» Input rows:
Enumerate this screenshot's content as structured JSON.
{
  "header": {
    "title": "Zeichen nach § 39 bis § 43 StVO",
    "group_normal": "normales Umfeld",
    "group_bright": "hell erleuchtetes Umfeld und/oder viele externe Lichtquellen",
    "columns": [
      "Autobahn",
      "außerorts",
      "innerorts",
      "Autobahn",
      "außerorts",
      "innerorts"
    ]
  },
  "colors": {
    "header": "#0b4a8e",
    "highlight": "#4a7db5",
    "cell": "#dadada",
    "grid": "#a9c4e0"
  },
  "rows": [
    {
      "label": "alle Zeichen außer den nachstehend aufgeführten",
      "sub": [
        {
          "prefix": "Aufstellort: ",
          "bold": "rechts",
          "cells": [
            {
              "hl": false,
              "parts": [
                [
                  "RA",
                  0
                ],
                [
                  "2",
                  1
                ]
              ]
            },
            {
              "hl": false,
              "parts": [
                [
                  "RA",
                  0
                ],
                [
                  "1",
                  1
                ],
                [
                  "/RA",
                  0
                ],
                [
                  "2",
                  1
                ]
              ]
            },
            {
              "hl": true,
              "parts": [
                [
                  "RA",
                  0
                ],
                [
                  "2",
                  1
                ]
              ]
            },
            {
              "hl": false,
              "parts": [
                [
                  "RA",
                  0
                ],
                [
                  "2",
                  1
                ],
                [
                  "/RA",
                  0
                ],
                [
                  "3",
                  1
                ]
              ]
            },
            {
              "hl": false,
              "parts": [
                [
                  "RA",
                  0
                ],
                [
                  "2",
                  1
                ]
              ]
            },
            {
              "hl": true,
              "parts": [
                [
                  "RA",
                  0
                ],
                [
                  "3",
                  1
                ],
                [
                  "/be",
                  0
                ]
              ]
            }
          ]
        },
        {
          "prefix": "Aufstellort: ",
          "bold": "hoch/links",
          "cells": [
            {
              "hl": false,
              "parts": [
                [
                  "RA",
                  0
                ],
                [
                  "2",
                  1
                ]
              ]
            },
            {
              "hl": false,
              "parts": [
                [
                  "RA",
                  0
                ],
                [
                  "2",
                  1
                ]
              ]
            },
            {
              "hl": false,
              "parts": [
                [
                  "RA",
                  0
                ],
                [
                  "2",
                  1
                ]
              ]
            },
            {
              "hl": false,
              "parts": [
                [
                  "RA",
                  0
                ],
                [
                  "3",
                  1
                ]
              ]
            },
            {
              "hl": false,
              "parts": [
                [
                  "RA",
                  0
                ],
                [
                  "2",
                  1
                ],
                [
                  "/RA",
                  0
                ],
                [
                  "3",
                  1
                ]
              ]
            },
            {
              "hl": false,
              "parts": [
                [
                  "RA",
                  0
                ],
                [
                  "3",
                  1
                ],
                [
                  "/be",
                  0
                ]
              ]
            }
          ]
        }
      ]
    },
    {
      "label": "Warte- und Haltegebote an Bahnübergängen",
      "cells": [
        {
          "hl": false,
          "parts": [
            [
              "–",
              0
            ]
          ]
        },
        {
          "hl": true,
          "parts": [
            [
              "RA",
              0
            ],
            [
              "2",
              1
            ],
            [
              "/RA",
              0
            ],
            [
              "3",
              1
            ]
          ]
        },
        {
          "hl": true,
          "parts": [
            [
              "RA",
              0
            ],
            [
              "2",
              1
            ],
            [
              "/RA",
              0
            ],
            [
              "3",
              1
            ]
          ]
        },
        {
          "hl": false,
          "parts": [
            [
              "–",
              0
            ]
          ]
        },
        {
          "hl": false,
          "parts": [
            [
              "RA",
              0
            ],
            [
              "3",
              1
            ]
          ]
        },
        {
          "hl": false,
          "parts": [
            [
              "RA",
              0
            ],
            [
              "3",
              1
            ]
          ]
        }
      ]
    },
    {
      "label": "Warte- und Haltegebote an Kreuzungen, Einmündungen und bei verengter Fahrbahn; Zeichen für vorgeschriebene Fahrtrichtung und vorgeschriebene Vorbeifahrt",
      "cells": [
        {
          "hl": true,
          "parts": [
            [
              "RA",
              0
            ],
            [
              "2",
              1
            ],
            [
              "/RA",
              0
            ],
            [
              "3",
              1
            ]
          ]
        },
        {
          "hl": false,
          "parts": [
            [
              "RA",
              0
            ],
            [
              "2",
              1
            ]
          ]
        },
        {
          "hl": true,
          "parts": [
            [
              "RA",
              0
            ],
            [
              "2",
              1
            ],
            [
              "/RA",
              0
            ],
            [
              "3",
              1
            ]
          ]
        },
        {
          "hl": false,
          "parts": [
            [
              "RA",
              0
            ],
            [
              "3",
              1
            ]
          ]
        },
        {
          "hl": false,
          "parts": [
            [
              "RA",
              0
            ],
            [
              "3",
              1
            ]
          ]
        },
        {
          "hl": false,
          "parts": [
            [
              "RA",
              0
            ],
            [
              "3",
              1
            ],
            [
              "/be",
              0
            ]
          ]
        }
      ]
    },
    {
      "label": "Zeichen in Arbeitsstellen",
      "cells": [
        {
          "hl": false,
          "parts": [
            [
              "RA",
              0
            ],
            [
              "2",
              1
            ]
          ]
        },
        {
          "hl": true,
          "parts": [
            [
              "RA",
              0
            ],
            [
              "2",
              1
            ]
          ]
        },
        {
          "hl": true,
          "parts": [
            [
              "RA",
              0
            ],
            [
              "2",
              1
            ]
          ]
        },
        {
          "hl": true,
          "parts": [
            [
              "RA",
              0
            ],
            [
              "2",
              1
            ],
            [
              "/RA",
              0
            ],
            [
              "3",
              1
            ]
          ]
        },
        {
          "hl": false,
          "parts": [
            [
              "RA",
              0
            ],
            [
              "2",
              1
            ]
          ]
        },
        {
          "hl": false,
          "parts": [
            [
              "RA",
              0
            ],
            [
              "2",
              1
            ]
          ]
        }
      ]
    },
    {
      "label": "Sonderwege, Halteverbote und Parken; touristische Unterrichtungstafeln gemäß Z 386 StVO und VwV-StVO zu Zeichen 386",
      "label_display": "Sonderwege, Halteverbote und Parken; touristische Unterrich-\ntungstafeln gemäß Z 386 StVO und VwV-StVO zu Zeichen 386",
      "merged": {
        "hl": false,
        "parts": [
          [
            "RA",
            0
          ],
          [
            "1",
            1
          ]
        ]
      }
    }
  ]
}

» Problem details:
Tally the lines of the listing that include "touristische". Reply with nothing but the count.

» Solution:
2